▸ Provided passage
Mounted at /content/drive


## 📦 Install Dependencies

In [None]:
!pip install -q torch torchvision torchaudio
!pip install -q autogluon kaggle

## 📚 Import Libraries

In [None]:
import os
import time
import zipfile
import shutil
import pandas as pd
import numpy as np
from autogluon.tabular import TabularPredictor

# Set random seed for reproducibility
np.random.seed(42)

## 📥 Load Dataset

### Option A: Kaggle API (Recommended)
1. Go to https://www.kaggle.com/settings/account
2. Click "Create New API Token" to download `kaggle.json`
3. Upload it when prompted below

### Option B: Manual Upload
1. Download these 4 CSVs from [Kaggle Competition](https://www.kaggle.com/c/ieee-fraud-detection/data)
   - train_transaction.csv
   - train_identity.csv
   - test_transaction.csv
   - test_identity.csv
2. Upload them when prompted below

In [None]:
# Choose data loading method
USE_KAGGLE_API = False  # Set to True to use Kaggle API, False for manual upload
COMPETITION = "ieee-fraud-detection"

if USE_KAGGLE_API:
    # Upload kaggle.json
    from google.colab import files
    print("📤 Upload your kaggle.json file:")
    uploaded = files.upload()

    # Set up Kaggle credentials
    os.makedirs('/root/.kaggle', exist_ok=True)
    !mv kaggle.json /root/.kaggle/kaggle.json
    !chmod 600 /root/.kaggle/kaggle.json

    # Download competition data
    os.makedirs('data', exist_ok=True)
    print(f"\n📥 Downloading {COMPETITION} dataset...")
    !kaggle competitions download -c $COMPETITION -p data

    # Unzip all archives
    print("\n📂 Extracting files...")
    for filename in os.listdir('data'):
        if filename.endswith('.zip'):
            with zipfile.ZipFile(os.path.join('data', filename), 'r') as zip_ref:
                zip_ref.extractall('data')
    print("✅ Data downloaded and extracted!")

else:
    # Manual upload
    from google.colab import files
    print("📤 Upload these 4 files:")
    print("   1. train_transaction.csv")
    print("   2. train_identity.csv")
    print("   3. test_transaction.csv")
    print("   4. test_identity.csv")
    uploaded = files.upload()

▸ Supplied information
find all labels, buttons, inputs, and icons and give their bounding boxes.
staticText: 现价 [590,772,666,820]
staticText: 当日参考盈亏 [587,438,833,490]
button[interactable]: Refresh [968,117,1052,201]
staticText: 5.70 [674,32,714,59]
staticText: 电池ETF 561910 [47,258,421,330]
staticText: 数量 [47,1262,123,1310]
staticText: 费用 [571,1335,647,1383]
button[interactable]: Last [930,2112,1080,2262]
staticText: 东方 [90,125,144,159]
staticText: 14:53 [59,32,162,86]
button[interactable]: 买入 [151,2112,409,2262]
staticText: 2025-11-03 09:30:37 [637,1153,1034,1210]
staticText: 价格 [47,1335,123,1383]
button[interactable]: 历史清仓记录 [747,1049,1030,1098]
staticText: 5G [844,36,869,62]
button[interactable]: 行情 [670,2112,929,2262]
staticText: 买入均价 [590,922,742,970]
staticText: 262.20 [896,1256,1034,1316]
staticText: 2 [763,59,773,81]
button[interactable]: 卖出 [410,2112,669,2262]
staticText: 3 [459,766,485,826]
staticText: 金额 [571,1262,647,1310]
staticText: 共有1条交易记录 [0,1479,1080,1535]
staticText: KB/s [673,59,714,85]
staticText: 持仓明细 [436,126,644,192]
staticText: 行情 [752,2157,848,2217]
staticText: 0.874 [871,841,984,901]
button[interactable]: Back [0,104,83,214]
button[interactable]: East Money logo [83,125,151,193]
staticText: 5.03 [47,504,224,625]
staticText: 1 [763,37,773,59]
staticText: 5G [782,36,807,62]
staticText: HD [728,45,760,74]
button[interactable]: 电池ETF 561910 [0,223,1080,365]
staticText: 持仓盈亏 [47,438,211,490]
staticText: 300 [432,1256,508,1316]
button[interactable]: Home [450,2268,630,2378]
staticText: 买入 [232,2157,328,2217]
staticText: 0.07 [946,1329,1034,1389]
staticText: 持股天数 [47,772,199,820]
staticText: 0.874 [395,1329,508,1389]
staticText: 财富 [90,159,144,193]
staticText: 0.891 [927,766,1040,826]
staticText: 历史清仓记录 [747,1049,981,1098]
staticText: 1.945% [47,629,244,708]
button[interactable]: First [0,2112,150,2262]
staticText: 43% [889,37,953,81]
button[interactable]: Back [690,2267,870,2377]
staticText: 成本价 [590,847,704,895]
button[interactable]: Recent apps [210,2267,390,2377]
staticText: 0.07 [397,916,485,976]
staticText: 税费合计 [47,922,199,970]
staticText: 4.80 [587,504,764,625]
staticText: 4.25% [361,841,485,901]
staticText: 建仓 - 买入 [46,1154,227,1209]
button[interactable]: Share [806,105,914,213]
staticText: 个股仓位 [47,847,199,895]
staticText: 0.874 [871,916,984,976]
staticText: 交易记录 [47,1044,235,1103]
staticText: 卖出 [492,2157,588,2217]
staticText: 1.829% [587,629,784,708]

▸ What to produce
Can you write out the fraud-detection notebook word for word, starting at "# Download competition" and ending at "zip_ref.extractall('data')"?

▸ Final result
# Download competition data
    os.makedirs('data', exist_ok=True)
    print(f"\n📥 Downloading {COMPETITION} dataset...")
    !kaggle competitions download -c $COMPETITION -p data

    # Unzip all archives
    print("\n📂 Extracting files...")
    for filename in os.listdir('data'):
        if filename.endswith('.zip'):
            with zipfile.ZipFile(os.path.join('data', filename), 'r') as zip_ref:
                zip_ref.extractall('data')